> [What you should do]: Pick out every line in the data below that holds "SecondRobotStopped".

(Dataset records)

-- BEGIN --

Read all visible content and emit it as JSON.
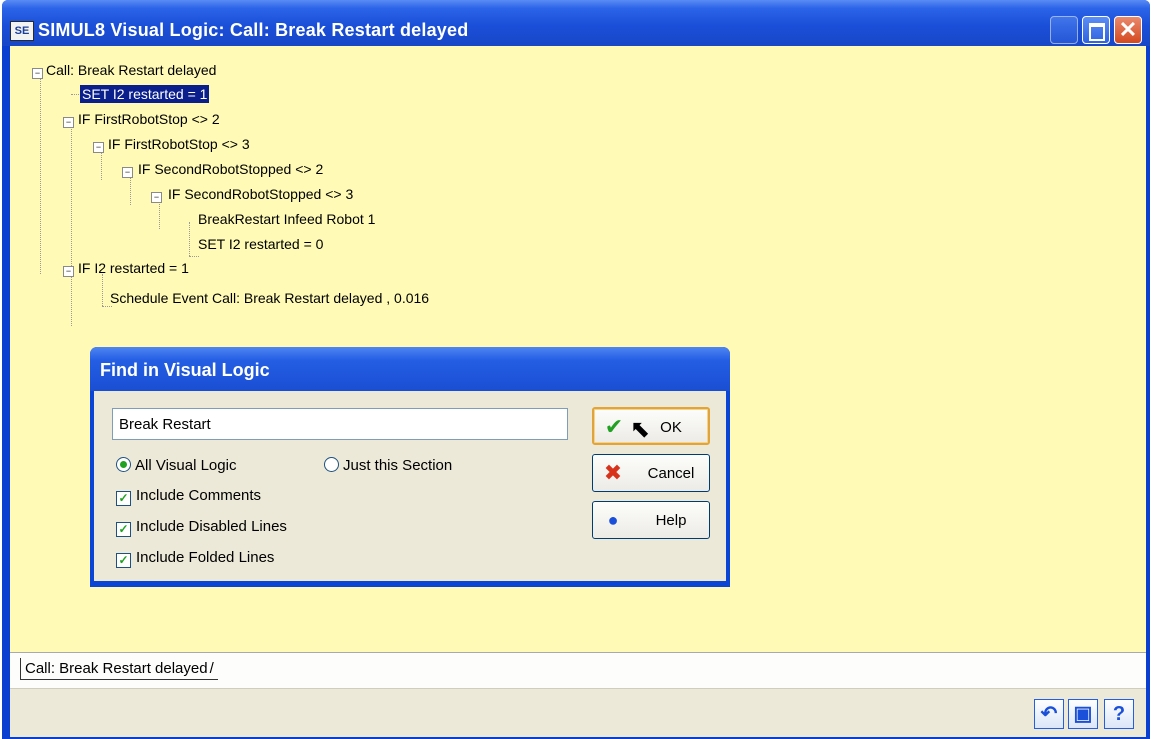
{
  "window": {
    "icon_text": "SE",
    "title": "SIMUL8 Visual Logic: Call: Break Restart delayed"
  },
  "tree": [
    {
      "text": "Call: Break Restart delayed"
    },
    {
      "text": "SET I2 restarted  =  1",
      "selected": true
    },
    {
      "text": "IF FirstRobotStop  <>  2"
    },
    {
      "text": "IF FirstRobotStop  <>  3"
    },
    {
      "text": "IF SecondRobotStopped  <>  2"
    },
    {
      "text": "IF SecondRobotStopped  <>  3"
    },
    {
      "text": "BreakRestart   Infeed Robot 1"
    },
    {
      "text": "SET I2 restarted  =  0"
    },
    {
      "text": "IF I2 restarted  =  1"
    },
    {
      "text": "Schedule Event   Call: Break Restart delayed ,  0.016"
    }
  ],
  "dialog": {
    "title": "Find in Visual Logic",
    "search_value": "Break Restart",
    "radio_all": "All Visual Logic",
    "radio_section": "Just this Section",
    "check_comments": "Include Comments",
    "check_disabled": "Include Disabled Lines",
    "check_folded": "Include Folded Lines",
    "ok_label": "OK",
    "cancel_label": "Cancel",
    "help_label": "Help",
    "selected_scope": "All Visual Logic"
  },
  "tabs": {
    "active": "Call: Break Restart delayed"
  },
  "colors": {
    "logic_background": "#fffbb6",
    "selection": "#0a1e8c",
    "titlebar": "#1a4fd9"
  }
}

-- END --

> [Task response]:
      "text": "IF SecondRobotStopped  <>  2"
      "text": "IF SecondRobotStopped  <>  3"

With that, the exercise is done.